▸ MATERIAL PROVIDED:
┄┄┄┄┄┄┄┄┄┄

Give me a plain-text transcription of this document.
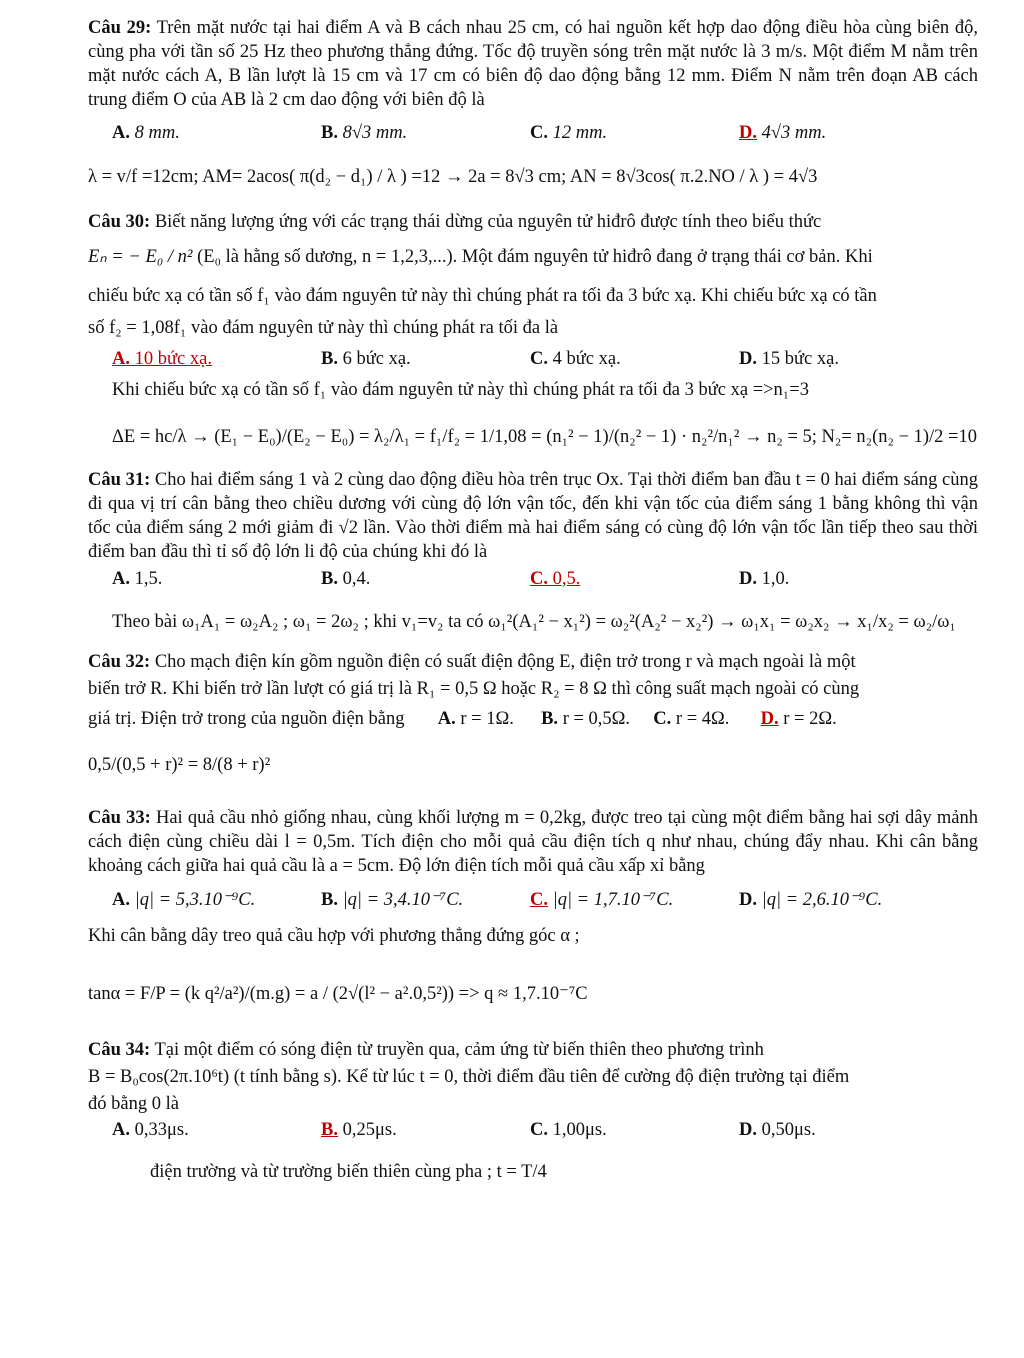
Câu 29: Trên mặt nước tại hai điểm A và B cách nhau 25 cm, có hai nguồn kết hợp dao động điều hòa cùng biên độ, cùng pha với tần số 25 Hz theo phương thẳng đứng. Tốc độ truyền sóng trên mặt nước là 3 m/s. Một điểm M nằm trên mặt nước cách A, B lần lượt là 15 cm và 17 cm có biên độ dao động bằng 12 mm. Điểm N nằm trên đoạn AB cách trung điểm O của AB là 2 cm dao động với biên độ là

A. 8 mm.	B. 8√3 mm.	C. 12 mm.	D. 4√3 mm.
λ = v/f =12cm; AM= 2acos( π(d₂ − d₁) / λ ) =12 → 2a = 8√3 cm; AN = 8√3cos( π.2.NO / λ ) = 4√3

Câu 30: Biết năng lượng ứng với các trạng thái dừng của nguyên tử hiđrô được tính theo biểu thức

Eₙ = − E₀ / n² (E₀ là hằng số dương, n = 1,2,3,...). Một đám nguyên tử hiđrô đang ở trạng thái cơ bản. Khi

chiếu bức xạ có tần số f₁ vào đám nguyên tử này thì chúng phát ra tối đa 3 bức xạ. Khi chiếu bức xạ có tần

số f₂ = 1,08f₁ vào đám nguyên tử này thì chúng phát ra tối đa là

A. 10 bức xạ.	B. 6 bức xạ.	C. 4 bức xạ.	D. 15 bức xạ.

Khi chiếu bức xạ có tần số f₁ vào đám nguyên tử này thì chúng phát ra tối đa 3 bức xạ =>n₁=3

ΔE = hc/λ → (E₁ − E₀)/(E₂ − E₀) = λ₂/λ₁ = f₁/f₂ = 1/1,08 = (n₁² − 1)/(n₂² − 1) · n₂²/n₁² → n₂ = 5; N₂= n₂(n₂ − 1)/2 =10

Câu 31: Cho hai điểm sáng 1 và 2 cùng dao động điều hòa trên trục Ox. Tại thời điểm ban đầu t = 0 hai điểm sáng cùng đi qua vị trí cân bằng theo chiều dương với cùng độ lớn vận tốc, đến khi vận tốc của điểm sáng 1 bằng không thì vận tốc của điểm sáng 2 mới giảm đi √2 lần. Vào thời điểm mà hai điểm sáng có cùng độ lớn vận tốc lần tiếp theo sau thời điểm ban đầu thì tỉ số độ lớn li độ của chúng khi đó là

A. 1,5.	B. 0,4.	C. 0,5.	D. 1,0.
Theo bài ω₁A₁ = ω₂A₂ ; ω₁ = 2ω₂ ; khi v₁=v₂ ta có ω₁²(A₁² − x₁²) = ω₂²(A₂² − x₂²) → ω₁x₁ = ω₂x₂ → x₁/x₂ = ω₂/ω₁

Câu 32: Cho mạch điện kín gồm nguồn điện có suất điện động E, điện trở trong r và mạch ngoài là một

biến trở R. Khi biến trở lần lượt có giá trị là R₁ = 0,5 Ω hoặc R₂ = 8 Ω thì công suất mạch ngoài có cùng

giá trị. Điện trở trong của nguồn điện bằng A. r = 1Ω. B. r = 0,5Ω. C. r = 4Ω. D. r = 2Ω.
0,5/(0,5 + r)² = 8/(8 + r)²

Câu 33: Hai quả cầu nhỏ giống nhau, cùng khối lượng m = 0,2kg, được treo tại cùng một điểm bằng hai sợi dây mảnh cách điện cùng chiều dài l = 0,5m. Tích điện cho mỗi quả cầu điện tích q như nhau, chúng đẩy nhau. Khi cân bằng khoảng cách giữa hai quả cầu là a = 5cm. Độ lớn điện tích mỗi quả cầu xấp xỉ bằng

A. |q| = 5,3.10⁻⁹C.	B. |q| = 3,4.10⁻⁷C.	C. |q| = 1,7.10⁻⁷C.	D. |q| = 2,6.10⁻⁹C.

Khi cân bằng dây treo quả cầu hợp với phương thẳng đứng góc α ;

tanα = F/P = (k q²/a²)/(m.g) = a / (2√(l² − a².0,5²)) => q ≈ 1,7.10⁻⁷C

Câu 34: Tại một điểm có sóng điện từ truyền qua, cảm ứng từ biến thiên theo phương trình

B = B₀cos(2π.10⁶t) (t tính bằng s). Kể từ lúc t = 0, thời điểm đầu tiên để cường độ điện trường tại điểm

đó bằng 0 là

A. 0,33μs.	B. 0,25μs.	C. 1,00μs.	D. 0,50μs.
điện trường và từ trường biến thiên cùng pha ; t = T/4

┄┄┄┄┄┄┄┄┄┄

▸ YOUR OBJECTIVE: Find all the lines containing "trạng" in the material, then copy them.

▸ EXERCISE ANSWER:
Câu 30: Biết năng lượng ứng với các trạng thái dừng của nguyên tử hiđrô được tính theo biểu thức
Eₙ = − E₀ / n² (E₀ là hằng số dương, n = 1,2,3,...). Một đám nguyên tử hiđrô đang ở trạng thái cơ bản. Khi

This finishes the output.